Quote all of the data that follows exactly as written, skipping the images.
^^^^
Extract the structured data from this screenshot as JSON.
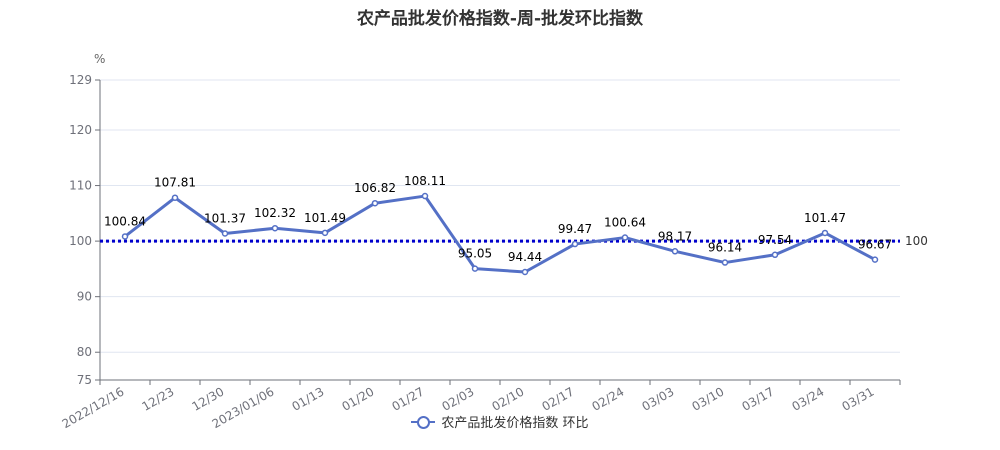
{
  "title": "农产品批发价格指数-周-批发环比指数",
  "unit": "%",
  "chart_data": {
    "type": "line",
    "title": "农产品批发价格指数-周-批发环比指数",
    "ylabel": "%",
    "categories": [
      "2022/12/16",
      "12/23",
      "12/30",
      "2023/01/06",
      "01/13",
      "01/20",
      "01/27",
      "02/03",
      "02/10",
      "02/17",
      "02/24",
      "03/03",
      "03/10",
      "03/17",
      "03/24",
      "03/31"
    ],
    "series": [
      {
        "name": "农产品批发价格指数 环比",
        "values": [
          100.84,
          107.81,
          101.37,
          102.32,
          101.49,
          106.82,
          108.11,
          95.05,
          94.44,
          99.47,
          100.64,
          98.17,
          96.14,
          97.54,
          101.47,
          96.67
        ],
        "color": "#5470c6"
      }
    ],
    "ylim": [
      75,
      129
    ],
    "yticks": [
      75,
      80,
      90,
      100,
      110,
      120,
      129
    ],
    "reference_line": {
      "value": 100,
      "label": "100",
      "color": "#0000cc"
    },
    "grid": true,
    "legend": "bottom-center"
  }
}
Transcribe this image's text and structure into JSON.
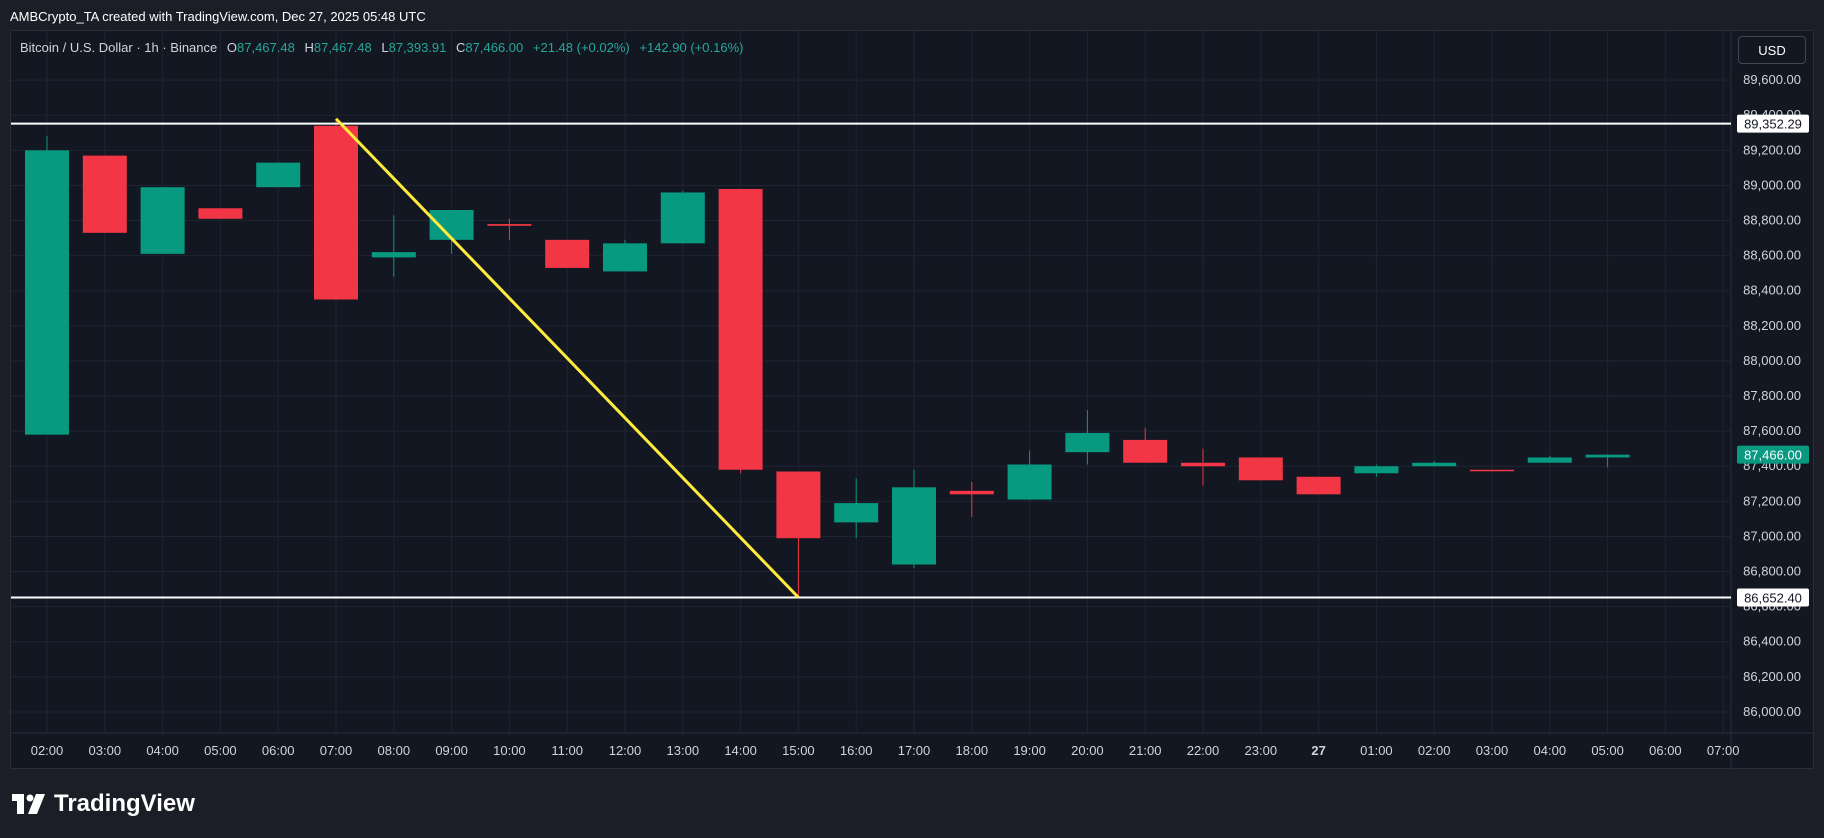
{
  "header": {
    "text": "AMBCrypto_TA created with TradingView.com, Dec 27, 2025 05:48 UTC"
  },
  "legend": {
    "symbol": "Bitcoin / U.S. Dollar · 1h · Binance",
    "open_key": "O",
    "open": "87,467.48",
    "high_key": "H",
    "high": "87,467.48",
    "low_key": "L",
    "low": "87,393.91",
    "close_key": "C",
    "close": "87,466.00",
    "change": "+21.48 (+0.02%)",
    "change2": "+142.90 (+0.16%)"
  },
  "currency": "USD",
  "brand": "TradingView",
  "colors": {
    "up": "#089981",
    "down": "#f23645",
    "trendline": "#ffeb3b",
    "level": "#ffffff",
    "background": "#131722",
    "grid": "#1f2431"
  },
  "chart_data": {
    "type": "candlestick",
    "ylim": [
      85880,
      89880
    ],
    "y_ticks": [
      "89,600.00",
      "89,400.00",
      "89,200.00",
      "89,000.00",
      "88,800.00",
      "88,600.00",
      "88,400.00",
      "88,200.00",
      "88,000.00",
      "87,800.00",
      "87,600.00",
      "87,400.00",
      "87,200.00",
      "87,000.00",
      "86,800.00",
      "86,600.00",
      "86,400.00",
      "86,200.00",
      "86,000.00"
    ],
    "y_tick_values": [
      89600,
      89400,
      89200,
      89000,
      88800,
      88600,
      88400,
      88200,
      88000,
      87800,
      87600,
      87400,
      87200,
      87000,
      86800,
      86600,
      86400,
      86200,
      86000
    ],
    "x_labels": [
      "02:00",
      "03:00",
      "04:00",
      "05:00",
      "06:00",
      "07:00",
      "08:00",
      "09:00",
      "10:00",
      "11:00",
      "12:00",
      "13:00",
      "14:00",
      "15:00",
      "16:00",
      "17:00",
      "18:00",
      "19:00",
      "20:00",
      "21:00",
      "22:00",
      "23:00",
      "27",
      "01:00",
      "02:00",
      "03:00",
      "04:00",
      "05:00",
      "06:00",
      "07:00"
    ],
    "candles": [
      {
        "t": "02:00",
        "o": 87580,
        "h": 89280,
        "l": 87580,
        "c": 89200
      },
      {
        "t": "03:00",
        "o": 89170,
        "h": 89170,
        "l": 88730,
        "c": 88730
      },
      {
        "t": "04:00",
        "o": 88610,
        "h": 88990,
        "l": 88610,
        "c": 88990
      },
      {
        "t": "05:00",
        "o": 88870,
        "h": 88870,
        "l": 88810,
        "c": 88810
      },
      {
        "t": "06:00",
        "o": 88990,
        "h": 89130,
        "l": 88990,
        "c": 89130
      },
      {
        "t": "07:00",
        "o": 89340,
        "h": 89370,
        "l": 88350,
        "c": 88350
      },
      {
        "t": "08:00",
        "o": 88590,
        "h": 88830,
        "l": 88480,
        "c": 88620
      },
      {
        "t": "09:00",
        "o": 88690,
        "h": 88860,
        "l": 88610,
        "c": 88860
      },
      {
        "t": "10:00",
        "o": 88780,
        "h": 88810,
        "l": 88690,
        "c": 88770
      },
      {
        "t": "11:00",
        "o": 88690,
        "h": 88690,
        "l": 88530,
        "c": 88530
      },
      {
        "t": "12:00",
        "o": 88510,
        "h": 88690,
        "l": 88510,
        "c": 88670
      },
      {
        "t": "13:00",
        "o": 88670,
        "h": 88970,
        "l": 88670,
        "c": 88960
      },
      {
        "t": "14:00",
        "o": 88980,
        "h": 88980,
        "l": 87360,
        "c": 87380
      },
      {
        "t": "15:00",
        "o": 87370,
        "h": 87370,
        "l": 86652.4,
        "c": 86990
      },
      {
        "t": "16:00",
        "o": 87080,
        "h": 87330,
        "l": 86990,
        "c": 87190
      },
      {
        "t": "17:00",
        "o": 86840,
        "h": 87380,
        "l": 86820,
        "c": 87280
      },
      {
        "t": "18:00",
        "o": 87260,
        "h": 87310,
        "l": 87110,
        "c": 87240
      },
      {
        "t": "19:00",
        "o": 87210,
        "h": 87490,
        "l": 87210,
        "c": 87410
      },
      {
        "t": "20:00",
        "o": 87480,
        "h": 87720,
        "l": 87410,
        "c": 87590
      },
      {
        "t": "21:00",
        "o": 87550,
        "h": 87620,
        "l": 87420,
        "c": 87420
      },
      {
        "t": "22:00",
        "o": 87420,
        "h": 87500,
        "l": 87290,
        "c": 87400
      },
      {
        "t": "23:00",
        "o": 87450,
        "h": 87450,
        "l": 87320,
        "c": 87320
      },
      {
        "t": "00:00",
        "o": 87340,
        "h": 87340,
        "l": 87240,
        "c": 87240
      },
      {
        "t": "01:00",
        "o": 87360,
        "h": 87410,
        "l": 87340,
        "c": 87400
      },
      {
        "t": "02:00",
        "o": 87400,
        "h": 87430,
        "l": 87400,
        "c": 87420
      },
      {
        "t": "03:00",
        "o": 87380,
        "h": 87380,
        "l": 87370,
        "c": 87375
      },
      {
        "t": "04:00",
        "o": 87420,
        "h": 87460,
        "l": 87420,
        "c": 87450
      },
      {
        "t": "05:00",
        "o": 87450,
        "h": 87467.48,
        "l": 87393.91,
        "c": 87466
      }
    ],
    "levels": [
      {
        "value": 89352.29,
        "label": "89,352.29"
      },
      {
        "value": 86652.4,
        "label": "86,652.40"
      }
    ],
    "last_price": {
      "value": 87466.0,
      "label": "87,466.00"
    },
    "trendline": {
      "from": {
        "t": "07:00",
        "v": 89380
      },
      "to": {
        "t": "15:00",
        "v": 86652.4
      }
    }
  }
}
^^^^
| SOLUTION TO THE PROBLEM |
Extract the structured data from this screenshot as JSON.
{
  "title": "农产品批发价格指数-周-批发环比指数",
  "unit": "%",
  "chart_data": {
    "type": "line",
    "title": "农产品批发价格指数-周-批发环比指数",
    "ylabel": "%",
    "categories": [
      "2022/12/16",
      "12/23",
      "12/30",
      "2023/01/06",
      "01/13",
      "01/20",
      "01/27",
      "02/03",
      "02/10",
      "02/17",
      "02/24",
      "03/03",
      "03/10",
      "03/17",
      "03/24",
      "03/31"
    ],
    "series": [
      {
        "name": "农产品批发价格指数 环比",
        "values": [
          100.84,
          107.81,
          101.37,
          102.32,
          101.49,
          106.82,
          108.11,
          95.05,
          94.44,
          99.47,
          100.64,
          98.17,
          96.14,
          97.54,
          101.47,
          96.67
        ],
        "color": "#5470c6"
      }
    ],
    "ylim": [
      75,
      129
    ],
    "yticks": [
      75,
      80,
      90,
      100,
      110,
      120,
      129
    ],
    "reference_line": {
      "value": 100,
      "label": "100",
      "color": "#0000cc"
    },
    "grid": true,
    "legend": "bottom-center"
  }
}
Transcribe this image's text and structure into JSON.
{
  "header": {
    "text": "AMBCrypto_TA created with TradingView.com, Dec 27, 2025 05:48 UTC"
  },
  "legend": {
    "symbol": "Bitcoin / U.S. Dollar · 1h · Binance",
    "open_key": "O",
    "open": "87,467.48",
    "high_key": "H",
    "high": "87,467.48",
    "low_key": "L",
    "low": "87,393.91",
    "close_key": "C",
    "close": "87,466.00",
    "change": "+21.48 (+0.02%)",
    "change2": "+142.90 (+0.16%)"
  },
  "currency": "USD",
  "brand": "TradingView",
  "colors": {
    "up": "#089981",
    "down": "#f23645",
    "trendline": "#ffeb3b",
    "level": "#ffffff",
    "background": "#131722",
    "grid": "#1f2431"
  },
  "chart_data": {
    "type": "candlestick",
    "ylim": [
      85880,
      89880
    ],
    "y_ticks": [
      "89,600.00",
      "89,400.00",
      "89,200.00",
      "89,000.00",
      "88,800.00",
      "88,600.00",
      "88,400.00",
      "88,200.00",
      "88,000.00",
      "87,800.00",
      "87,600.00",
      "87,400.00",
      "87,200.00",
      "87,000.00",
      "86,800.00",
      "86,600.00",
      "86,400.00",
      "86,200.00",
      "86,000.00"
    ],
    "y_tick_values": [
      89600,
      89400,
      89200,
      89000,
      88800,
      88600,
      88400,
      88200,
      88000,
      87800,
      87600,
      87400,
      87200,
      87000,
      86800,
      86600,
      86400,
      86200,
      86000
    ],
    "x_labels": [
      "02:00",
      "03:00",
      "04:00",
      "05:00",
      "06:00",
      "07:00",
      "08:00",
      "09:00",
      "10:00",
      "11:00",
      "12:00",
      "13:00",
      "14:00",
      "15:00",
      "16:00",
      "17:00",
      "18:00",
      "19:00",
      "20:00",
      "21:00",
      "22:00",
      "23:00",
      "27",
      "01:00",
      "02:00",
      "03:00",
      "04:00",
      "05:00",
      "06:00",
      "07:00"
    ],
    "candles": [
      {
        "t": "02:00",
        "o": 87580,
        "h": 89280,
        "l": 87580,
        "c": 89200
      },
      {
        "t": "03:00",
        "o": 89170,
        "h": 89170,
        "l": 88730,
        "c": 88730
      },
      {
        "t": "04:00",
        "o": 88610,
        "h": 88990,
        "l": 88610,
        "c": 88990
      },
      {
        "t": "05:00",
        "o": 88870,
        "h": 88870,
        "l": 88810,
        "c": 88810
      },
      {
        "t": "06:00",
        "o": 88990,
        "h": 89130,
        "l": 88990,
        "c": 89130
      },
      {
        "t": "07:00",
        "o": 89340,
        "h": 89370,
        "l": 88350,
        "c": 88350
      },
      {
        "t": "08:00",
        "o": 88590,
        "h": 88830,
        "l": 88480,
        "c": 88620
      },
      {
        "t": "09:00",
        "o": 88690,
        "h": 88860,
        "l": 88610,
        "c": 88860
      },
      {
        "t": "10:00",
        "o": 88780,
        "h": 88810,
        "l": 88690,
        "c": 88770
      },
      {
        "t": "11:00",
        "o": 88690,
        "h": 88690,
        "l": 88530,
        "c": 88530
      },
      {
        "t": "12:00",
        "o": 88510,
        "h": 88690,
        "l": 88510,
        "c": 88670
      },
      {
        "t": "13:00",
        "o": 88670,
        "h": 88970,
        "l": 88670,
        "c": 88960
      },
      {
        "t": "14:00",
        "o": 88980,
        "h": 88980,
        "l": 87360,
        "c": 87380
      },
      {
        "t": "15:00",
        "o": 87370,
        "h": 87370,
        "l": 86652.4,
        "c": 86990
      },
      {
        "t": "16:00",
        "o": 87080,
        "h": 87330,
        "l": 86990,
        "c": 87190
      },
      {
        "t": "17:00",
        "o": 86840,
        "h": 87380,
        "l": 86820,
        "c": 87280
      },
      {
        "t": "18:00",
        "o": 87260,
        "h": 87310,
        "l": 87110,
        "c": 87240
      },
      {
        "t": "19:00",
        "o": 87210,
        "h": 87490,
        "l": 87210,
        "c": 87410
      },
      {
        "t": "20:00",
        "o": 87480,
        "h": 87720,
        "l": 87410,
        "c": 87590
      },
      {
        "t": "21:00",
        "o": 87550,
        "h": 87620,
        "l": 87420,
        "c": 87420
      },
      {
        "t": "22:00",
        "o": 87420,
        "h": 87500,
        "l": 87290,
        "c": 87400
      },
      {
        "t": "23:00",
        "o": 87450,
        "h": 87450,
        "l": 87320,
        "c": 87320
      },
      {
        "t": "00:00",
        "o": 87340,
        "h": 87340,
        "l": 87240,
        "c": 87240
      },
      {
        "t": "01:00",
        "o": 87360,
        "h": 87410,
        "l": 87340,
        "c": 87400
      },
      {
        "t": "02:00",
        "o": 87400,
        "h": 87430,
        "l": 87400,
        "c": 87420
      },
      {
        "t": "03:00",
        "o": 87380,
        "h": 87380,
        "l": 87370,
        "c": 87375
      },
      {
        "t": "04:00",
        "o": 87420,
        "h": 87460,
        "l": 87420,
        "c": 87450
      },
      {
        "t": "05:00",
        "o": 87450,
        "h": 87467.48,
        "l": 87393.91,
        "c": 87466
      }
    ],
    "levels": [
      {
        "value": 89352.29,
        "label": "89,352.29"
      },
      {
        "value": 86652.4,
        "label": "86,652.40"
      }
    ],
    "last_price": {
      "value": 87466.0,
      "label": "87,466.00"
    },
    "trendline": {
      "from": {
        "t": "07:00",
        "v": 89380
      },
      "to": {
        "t": "15:00",
        "v": 86652.4
      }
    }
  }
}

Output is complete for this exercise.